[Records from a collection of figures]
[Start of section]

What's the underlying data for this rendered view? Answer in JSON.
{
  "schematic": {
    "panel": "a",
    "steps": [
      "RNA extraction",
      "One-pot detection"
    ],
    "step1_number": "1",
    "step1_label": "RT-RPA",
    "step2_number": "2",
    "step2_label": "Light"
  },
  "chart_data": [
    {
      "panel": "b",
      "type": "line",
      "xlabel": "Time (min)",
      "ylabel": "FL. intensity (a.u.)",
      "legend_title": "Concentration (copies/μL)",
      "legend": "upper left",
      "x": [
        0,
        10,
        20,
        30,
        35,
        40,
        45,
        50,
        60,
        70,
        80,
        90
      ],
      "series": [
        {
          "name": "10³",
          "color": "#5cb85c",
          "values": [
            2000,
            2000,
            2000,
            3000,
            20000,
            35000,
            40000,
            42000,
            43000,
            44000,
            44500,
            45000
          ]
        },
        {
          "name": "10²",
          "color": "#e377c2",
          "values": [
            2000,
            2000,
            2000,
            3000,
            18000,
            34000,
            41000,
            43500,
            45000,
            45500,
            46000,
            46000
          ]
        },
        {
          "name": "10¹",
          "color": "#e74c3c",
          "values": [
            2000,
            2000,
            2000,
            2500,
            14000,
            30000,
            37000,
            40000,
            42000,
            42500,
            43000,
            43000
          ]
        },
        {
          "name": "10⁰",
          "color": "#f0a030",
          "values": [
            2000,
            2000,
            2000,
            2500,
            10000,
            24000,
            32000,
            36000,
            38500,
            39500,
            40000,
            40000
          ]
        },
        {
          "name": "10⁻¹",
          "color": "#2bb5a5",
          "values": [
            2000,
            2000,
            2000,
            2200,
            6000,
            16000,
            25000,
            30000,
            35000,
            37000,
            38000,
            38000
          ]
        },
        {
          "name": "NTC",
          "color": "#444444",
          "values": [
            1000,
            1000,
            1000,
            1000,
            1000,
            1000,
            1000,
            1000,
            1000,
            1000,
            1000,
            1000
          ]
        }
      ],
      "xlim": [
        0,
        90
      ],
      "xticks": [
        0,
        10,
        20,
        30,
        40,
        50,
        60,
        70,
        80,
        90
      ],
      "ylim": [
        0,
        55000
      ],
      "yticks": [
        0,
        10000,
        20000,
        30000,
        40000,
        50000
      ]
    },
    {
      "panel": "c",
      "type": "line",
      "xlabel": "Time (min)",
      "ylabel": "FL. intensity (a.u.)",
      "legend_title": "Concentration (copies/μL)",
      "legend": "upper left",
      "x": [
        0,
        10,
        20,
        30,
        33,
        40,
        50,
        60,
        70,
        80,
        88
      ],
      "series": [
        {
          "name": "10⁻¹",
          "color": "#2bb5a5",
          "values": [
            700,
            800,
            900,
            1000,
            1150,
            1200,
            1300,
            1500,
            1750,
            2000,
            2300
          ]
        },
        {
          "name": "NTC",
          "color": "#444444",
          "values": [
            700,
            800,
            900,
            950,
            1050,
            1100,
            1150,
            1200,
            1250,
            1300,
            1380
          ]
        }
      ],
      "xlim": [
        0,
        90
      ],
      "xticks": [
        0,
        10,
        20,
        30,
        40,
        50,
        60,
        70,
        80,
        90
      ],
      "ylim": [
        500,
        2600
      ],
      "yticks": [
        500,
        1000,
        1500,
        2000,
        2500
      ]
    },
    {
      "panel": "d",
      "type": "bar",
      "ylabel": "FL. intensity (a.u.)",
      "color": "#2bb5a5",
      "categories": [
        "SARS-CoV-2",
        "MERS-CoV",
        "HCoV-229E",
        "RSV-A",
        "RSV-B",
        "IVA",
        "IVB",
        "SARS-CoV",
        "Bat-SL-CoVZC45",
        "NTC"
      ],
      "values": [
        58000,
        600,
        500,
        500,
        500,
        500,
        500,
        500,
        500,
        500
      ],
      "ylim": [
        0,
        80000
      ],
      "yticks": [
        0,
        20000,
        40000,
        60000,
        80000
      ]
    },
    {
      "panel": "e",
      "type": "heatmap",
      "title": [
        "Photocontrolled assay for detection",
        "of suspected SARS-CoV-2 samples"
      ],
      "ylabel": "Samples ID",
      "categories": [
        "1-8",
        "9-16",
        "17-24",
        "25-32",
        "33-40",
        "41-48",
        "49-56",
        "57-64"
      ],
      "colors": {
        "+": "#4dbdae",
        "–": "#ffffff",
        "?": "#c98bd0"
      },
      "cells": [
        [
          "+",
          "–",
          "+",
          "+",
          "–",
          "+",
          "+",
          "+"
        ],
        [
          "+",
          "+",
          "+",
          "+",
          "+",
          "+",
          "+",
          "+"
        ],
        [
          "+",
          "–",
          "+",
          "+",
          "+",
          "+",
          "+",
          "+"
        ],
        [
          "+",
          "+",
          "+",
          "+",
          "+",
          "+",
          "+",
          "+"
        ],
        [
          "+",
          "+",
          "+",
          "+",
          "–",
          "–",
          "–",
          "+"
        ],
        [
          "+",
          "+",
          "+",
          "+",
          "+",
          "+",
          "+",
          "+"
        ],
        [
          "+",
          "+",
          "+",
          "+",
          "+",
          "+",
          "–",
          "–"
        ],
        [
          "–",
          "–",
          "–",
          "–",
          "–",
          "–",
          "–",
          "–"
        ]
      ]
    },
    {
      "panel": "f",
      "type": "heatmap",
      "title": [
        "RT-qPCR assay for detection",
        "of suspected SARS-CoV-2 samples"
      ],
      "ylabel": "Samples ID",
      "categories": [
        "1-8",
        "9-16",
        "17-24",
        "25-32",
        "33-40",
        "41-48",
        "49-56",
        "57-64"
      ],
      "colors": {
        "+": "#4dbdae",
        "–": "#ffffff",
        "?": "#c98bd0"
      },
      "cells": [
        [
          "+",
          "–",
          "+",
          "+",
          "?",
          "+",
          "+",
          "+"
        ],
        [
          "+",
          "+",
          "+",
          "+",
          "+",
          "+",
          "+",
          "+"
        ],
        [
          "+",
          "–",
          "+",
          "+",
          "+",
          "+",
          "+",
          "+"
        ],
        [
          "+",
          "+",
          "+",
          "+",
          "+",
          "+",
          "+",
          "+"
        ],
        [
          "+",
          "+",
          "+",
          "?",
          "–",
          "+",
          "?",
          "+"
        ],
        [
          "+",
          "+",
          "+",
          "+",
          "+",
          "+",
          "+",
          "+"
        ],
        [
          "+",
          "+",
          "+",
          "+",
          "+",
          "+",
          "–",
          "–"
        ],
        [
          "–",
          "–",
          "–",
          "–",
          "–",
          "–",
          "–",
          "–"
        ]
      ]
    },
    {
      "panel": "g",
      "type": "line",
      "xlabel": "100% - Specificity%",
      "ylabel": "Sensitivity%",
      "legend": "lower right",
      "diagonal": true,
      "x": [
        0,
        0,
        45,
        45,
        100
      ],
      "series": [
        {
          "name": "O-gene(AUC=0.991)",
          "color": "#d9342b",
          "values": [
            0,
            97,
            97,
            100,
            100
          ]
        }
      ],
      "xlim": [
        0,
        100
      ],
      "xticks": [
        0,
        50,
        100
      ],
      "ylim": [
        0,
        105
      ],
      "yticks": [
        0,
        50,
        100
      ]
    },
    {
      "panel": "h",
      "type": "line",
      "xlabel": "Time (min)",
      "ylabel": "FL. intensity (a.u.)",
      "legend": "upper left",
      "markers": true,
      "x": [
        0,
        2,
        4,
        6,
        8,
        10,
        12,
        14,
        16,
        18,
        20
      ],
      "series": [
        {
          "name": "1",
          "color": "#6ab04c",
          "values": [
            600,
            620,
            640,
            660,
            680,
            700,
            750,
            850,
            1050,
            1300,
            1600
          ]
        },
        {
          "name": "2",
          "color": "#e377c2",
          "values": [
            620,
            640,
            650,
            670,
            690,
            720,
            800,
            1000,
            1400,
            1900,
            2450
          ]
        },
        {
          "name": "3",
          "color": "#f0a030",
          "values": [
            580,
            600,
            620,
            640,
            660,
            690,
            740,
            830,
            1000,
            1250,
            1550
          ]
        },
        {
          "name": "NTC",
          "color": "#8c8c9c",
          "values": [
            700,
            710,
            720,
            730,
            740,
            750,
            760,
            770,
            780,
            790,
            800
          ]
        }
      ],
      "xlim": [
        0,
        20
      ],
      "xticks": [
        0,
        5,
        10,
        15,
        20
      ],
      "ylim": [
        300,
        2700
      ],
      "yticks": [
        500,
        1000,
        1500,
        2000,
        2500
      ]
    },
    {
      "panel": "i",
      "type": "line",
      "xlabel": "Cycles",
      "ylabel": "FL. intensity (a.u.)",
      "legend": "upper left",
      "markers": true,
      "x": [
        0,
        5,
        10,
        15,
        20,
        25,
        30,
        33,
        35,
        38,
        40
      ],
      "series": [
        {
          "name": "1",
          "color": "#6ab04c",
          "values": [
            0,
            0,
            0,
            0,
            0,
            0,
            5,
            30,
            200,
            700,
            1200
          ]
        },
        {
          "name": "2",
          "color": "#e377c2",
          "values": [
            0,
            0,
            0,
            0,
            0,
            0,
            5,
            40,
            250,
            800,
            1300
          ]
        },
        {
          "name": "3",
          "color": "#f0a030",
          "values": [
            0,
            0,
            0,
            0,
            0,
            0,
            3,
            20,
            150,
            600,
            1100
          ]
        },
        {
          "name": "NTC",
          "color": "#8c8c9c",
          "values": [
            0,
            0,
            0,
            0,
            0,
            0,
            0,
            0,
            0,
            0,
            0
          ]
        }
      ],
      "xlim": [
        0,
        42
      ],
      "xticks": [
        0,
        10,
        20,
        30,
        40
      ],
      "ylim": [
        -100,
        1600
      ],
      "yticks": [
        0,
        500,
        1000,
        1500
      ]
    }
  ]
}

[End of section]

• _YOUR GOAL_
Across the data, tally the lines containing "assay" and give back the number alone.

• _TASK ANSWER_
2